◆ DIRECTIVE 1
In the National Mall passage, how many service members' names are on the Vietnam War wall?
◆ DIRECTIVE 2
From the entries below, echo the lines verbatim, starting with the line containing "cash-header-cell: 变动原因 [390, 424, 598, 451]" and going on through the line containing "shareholder-cell: 不适用 [432, 831, 506, 842]".

◆ SELECTED EXCERPT
** Start **
Containing the country’s most famous memorials as well as the city’s famed cherry trees, the National Mall’s western half, including West Potomac Park and the Tidal Basin, stirs the soul. From the spot at the Lincoln Memorial  where Martin Luther King Jr. delivered his “I Have a Dream” speech to the somber wall bearing the names of 58,267 service members who died in the Vietnam War, each marker, architectural detail, statue, or hidden garden reflects the hard work and sacrifice of thousands. Built on land reclaimed from the Potomac River, this part of the city is verdant and extremely walkable.
The National Mall and its adjacent buildings form the heart of Washington’s “Federal City” and are the city’s top destination for visitors, a national town green that contains the city’s tallest landmark, the Washington Monument, and the country’s longest stretch of free museums. The mall itself is a well-beaten swath of lawn hemmed with pea-gravel paths and enormous American elms, running from the U.S. Capitol  past the Washington Monument . It is used daily for picnicking and pickup sports as well as planned events like demonstrations and festivals.
** End **
◆ MATERIAL FOR THE TASK
** Start **
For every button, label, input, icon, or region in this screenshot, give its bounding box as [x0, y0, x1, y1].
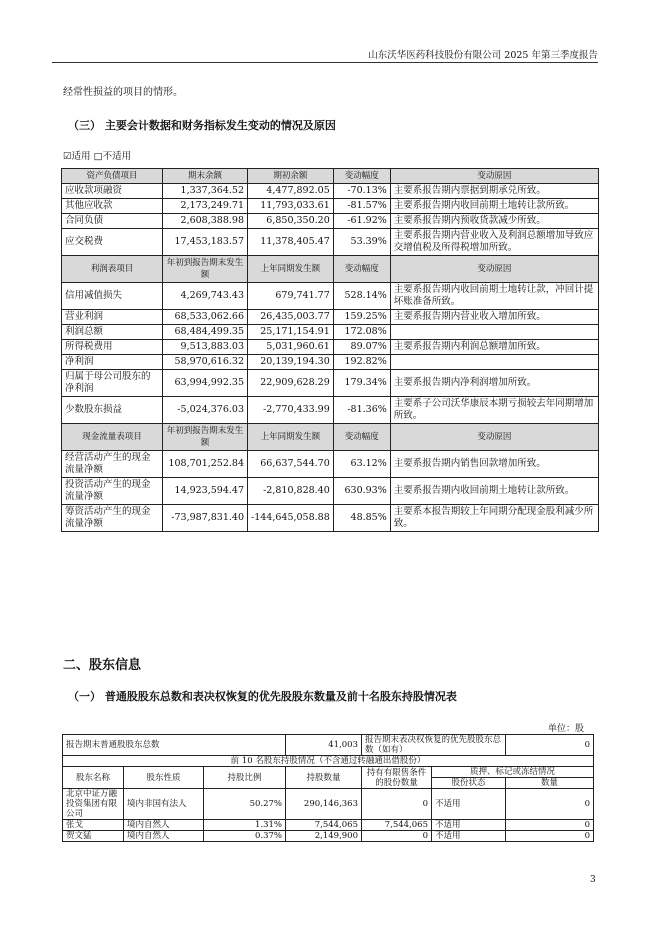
cash-header-cell: 变动原因 [390, 424, 598, 451]
balance-cell: 2,173,249.71 [163, 199, 248, 214]
cash-cell: 630.93% [333, 478, 390, 505]
income-cell: 归属于母公司股东的净利润 [62, 370, 163, 397]
cash-cell: -144,645,058.88 [248, 505, 334, 532]
page-number: 3 [590, 875, 596, 885]
income-cell: 192.82% [333, 355, 390, 370]
income-cell: 信用减值损失 [62, 283, 163, 310]
shareholder-cell: 境内自然人 [124, 820, 204, 831]
sh-header: 数量 [506, 778, 594, 789]
cash-cell: 主要系报告期内销售回款增加所致。 [390, 451, 598, 478]
income-cell: 主要系报告期内营业收入增加所致。 [390, 310, 598, 325]
cash-cell: 66,637,544.70 [248, 451, 334, 478]
shareholder-cell: 不适用 [432, 831, 506, 842]
income-cell: 172.08% [333, 325, 390, 340]
balance-cell: 2,608,388.98 [163, 214, 248, 229]
income-cell: 528.14% [333, 283, 390, 310]
balance-header-cell: 变动原因 [390, 169, 598, 184]
cash-header-cell: 上年同期发生额 [248, 424, 334, 451]
balance-cell: 主要系报告期内票据到期承兑所致。 [390, 184, 598, 199]
balance-cell: -61.92% [333, 214, 390, 229]
section2-title: 二、股东信息 [63, 658, 142, 673]
balance-cell: -70.13% [333, 184, 390, 199]
cash-header-cell: 变动幅度 [333, 424, 390, 451]
header-rule [52, 62, 598, 63]
shareholder-cell: 0.37% [204, 831, 286, 842]
income-cell: 26,435,003.77 [248, 310, 334, 325]
income-cell: 利润总额 [62, 325, 163, 340]
income-cell [390, 325, 598, 340]
table-row [62, 505, 599, 532]
balance-cell: -81.57% [333, 199, 390, 214]
income-cell: 179.34% [333, 370, 390, 397]
cash-cell: 108,701,252.84 [163, 451, 248, 478]
shareholder-cell: 2,149,900 [286, 831, 362, 842]
income-cell: 4,269,743.43 [163, 283, 248, 310]
shareholder-row [63, 789, 594, 820]
income-cell: 679,741.77 [248, 283, 334, 310]
table-row [62, 478, 599, 505]
income-cell: 5,031,960.61 [248, 340, 334, 355]
cash-cell: 经营活动产生的现金流量净额 [62, 451, 163, 478]
income-cell: 所得税费用 [62, 340, 163, 355]
cash-cell: 筹资活动产生的现金流量净额 [62, 505, 163, 532]
cash-cell: 14,923,594.47 [163, 478, 248, 505]
shareholder-cell: 贺文猛 [63, 831, 124, 842]
income-cell: 9,513,883.03 [163, 340, 248, 355]
sh-header: 持有有限售条件的股份数量 [362, 767, 432, 789]
sh-header: 股份状态 [432, 778, 506, 789]
income-cell: 25,171,154.91 [248, 325, 334, 340]
shareholder-cell: 境内自然人 [124, 831, 204, 842]
income-cell: 68,533,062.66 [163, 310, 248, 325]
balance-cell: 主要系报告期内营业收入及利润总额增加导致应交增值税及所得税增加所致。 [390, 229, 598, 256]
table-row [62, 229, 599, 256]
income-cell: 营业利润 [62, 310, 163, 325]
table-row [62, 370, 599, 397]
shareholder-cell: 0 [506, 789, 594, 820]
income-cell: 主要系报告期内净利润增加所致。 [390, 370, 598, 397]
income-cell: 68,484,499.35 [163, 325, 248, 340]
income-cell: 89.07% [333, 340, 390, 355]
balance-cell: 11,793,033.61 [248, 199, 334, 214]
cash-cell: 主要系报告期内收回前期土地转让款所致。 [390, 478, 598, 505]
balance-cell: 主要系报告期内收回前期土地转让款所致。 [390, 199, 598, 214]
shareholder-cell: 50.27% [204, 789, 286, 820]
shareholder-cell: 境内非国有法人 [124, 789, 204, 820]
pref-holders-label: 报告期末表决权恢复的优先股股东总数（如有） [362, 735, 506, 756]
income-header-cell: 年初到报告期末发生额 [163, 256, 248, 283]
shareholder-cell: 290,146,363 [286, 789, 362, 820]
cash-cell: -2,810,828.40 [248, 478, 334, 505]
pref-holders-value: 0 [506, 735, 594, 756]
shareholder-cell: 7,544,065 [286, 820, 362, 831]
balance-cell: 53.39% [333, 229, 390, 256]
shareholder-cell: 张戈 [63, 820, 124, 831]
total-holders-label: 报告期末普通股股东总数 [63, 735, 286, 756]
cash-header-row [62, 424, 599, 451]
balance-cell: 17,453,183.57 [163, 229, 248, 256]
balance-cell: 1,337,364.52 [163, 184, 248, 199]
income-cell [390, 355, 598, 370]
income-cell: 主要系报告期内收回前期土地转让款，冲回计提坏账准备所致。 [390, 283, 598, 310]
income-cell: 58,970,616.32 [163, 355, 248, 370]
sh-header: 持股比例 [204, 767, 286, 789]
checked-box-icon: ☑ [63, 151, 72, 162]
balance-cell: 应收款项融资 [62, 184, 163, 199]
shareholder-cell: 不适用 [432, 789, 506, 820]
cash-cell: -73,987,831.40 [163, 505, 248, 532]
table-row [62, 325, 599, 340]
table-row [62, 340, 599, 355]
income-header-cell: 上年同期发生额 [248, 256, 334, 283]
balance-cell: 应交税费 [62, 229, 163, 256]
balance-header-cell: 变动幅度 [333, 169, 390, 184]
shareholder-cell: 0 [506, 831, 594, 842]
balance-header-cell: 资产负债项目 [62, 169, 163, 184]
income-cell: 主要系报告期内利润总额增加所致。 [390, 340, 598, 355]
sh-header: 持股数量 [286, 767, 362, 789]
page-header: 山东沃华医药科技股份有限公司 2025 年第三季度报告 [368, 50, 598, 61]
income-cell: 63,994,992.35 [163, 370, 248, 397]
income-cell: 主要系子公司沃华康辰本期亏损较去年同期增加所致。 [390, 397, 598, 424]
table-row [62, 199, 599, 214]
table-row [62, 184, 599, 199]
sh-header: 股东性质 [124, 767, 204, 789]
intro-text: 经常性损益的项目的情形。 [63, 87, 183, 98]
balance-cell: 4,477,892.05 [248, 184, 334, 199]
income-header-row [62, 256, 599, 283]
income-cell: 20,139,194.30 [248, 355, 334, 370]
shareholder-cell: 0 [506, 820, 594, 831]
balance-header-cell: 期初余额 [248, 169, 334, 184]
shareholder-cell: 北京中证万融投资集团有限公司 [63, 789, 124, 820]
income-header-cell: 利润表项目 [62, 256, 163, 283]
shareholder-cell: 不适用 [432, 820, 506, 831]
income-header-cell: 变动幅度 [333, 256, 390, 283]
cash-cell: 主要系本报告期较上年同期分配现金股利减少所致。 [390, 505, 598, 532]
shareholder-cell: 7,544,065 [362, 820, 432, 831]
shareholder-cell: 0 [362, 831, 432, 842]
applicable-checkbox-group [63, 148, 131, 162]
applicable-label: 适用 [71, 151, 91, 162]
table-row [62, 214, 599, 229]
balance-cell: 其他应收款 [62, 199, 163, 214]
shareholder-cell: 1.31% [204, 820, 286, 831]
unit-label: 单位：股 [548, 724, 585, 734]
balance-cell: 11,378,405.47 [248, 229, 334, 256]
income-cell: 159.25% [333, 310, 390, 325]
cash-cell: 48.85% [333, 505, 390, 532]
table-row [62, 355, 599, 370]
cash-header-cell: 现金流量表项目 [62, 424, 163, 451]
unchecked-box-icon: □ [93, 151, 103, 162]
income-cell: 少数股东损益 [62, 397, 163, 424]
sh-header: 股东名称 [63, 767, 124, 789]
balance-header-cell: 期末余额 [163, 169, 248, 184]
balance-header-row [62, 169, 599, 184]
table-row [62, 283, 599, 310]
table-row [62, 310, 599, 325]
sh-header: 质押、标记或冻结情况 [432, 767, 594, 778]
income-cell: -2,770,433.99 [248, 397, 334, 424]
income-cell: -5,024,376.03 [163, 397, 248, 424]
total-holders-value: 41,003 [286, 735, 362, 756]
section3-title: （三） 主要会计数据和财务指标发生变动的情况及原因 [68, 119, 336, 132]
balance-cell: 6,850,350.20 [248, 214, 334, 229]
balance-cell: 合同负债 [62, 214, 163, 229]
shareholder-table [62, 734, 594, 842]
table-row [62, 397, 599, 424]
section2-subtitle: （一） 普通股股东总数和表决权恢复的优先股股东数量及前十名股东持股情况表 [68, 690, 457, 703]
shareholder-cell: 0 [362, 789, 432, 820]
table-row [62, 451, 599, 478]
shareholder-row [63, 820, 594, 831]
top10-title: 前 10 名股东持股情况（不含通过转融通出借股份） [63, 756, 594, 767]
financial-changes-table [61, 168, 599, 532]
income-header-cell: 变动原因 [390, 256, 598, 283]
balance-cell: 主要系报告期内预收货款减少所致。 [390, 214, 598, 229]
income-cell: 22,909,628.29 [248, 370, 334, 397]
income-cell: -81.36% [333, 397, 390, 424]
not-applicable-label: 不适用 [102, 151, 132, 162]
cash-header-cell: 年初到报告期末发生额 [163, 424, 248, 451]
income-cell: 净利润 [62, 355, 163, 370]
cash-cell: 投资活动产生的现金流量净额 [62, 478, 163, 505]
shareholder-row [63, 831, 594, 842]
cash-cell: 63.12% [333, 451, 390, 478]
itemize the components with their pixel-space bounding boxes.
** End **
◆ FINAL RESULT 1
58,267

◆ FINAL RESULT 2
cash-header-cell: 变动原因 [390, 424, 598, 451]
balance-cell: 2,173,249.71 [163, 199, 248, 214]
cash-cell: 630.93% [333, 478, 390, 505]
income-cell: 归属于母公司股东的净利润 [62, 370, 163, 397]
cash-cell: -144,645,058.88 [248, 505, 334, 532]
page-number: 3 [590, 875, 596, 885]
income-cell: 192.82% [333, 355, 390, 370]
income-cell: 信用减值损失 [62, 283, 163, 310]
shareholder-cell: 境内自然人 [124, 820, 204, 831]
sh-header: 数量 [506, 778, 594, 789]
cash-cell: 主要系报告期内销售回款增加所致。 [390, 451, 598, 478]
income-cell: 主要系报告期内营业收入增加所致。 [390, 310, 598, 325]
cash-cell: 66,637,544.70 [248, 451, 334, 478]
shareholder-cell: 不适用 [432, 831, 506, 842]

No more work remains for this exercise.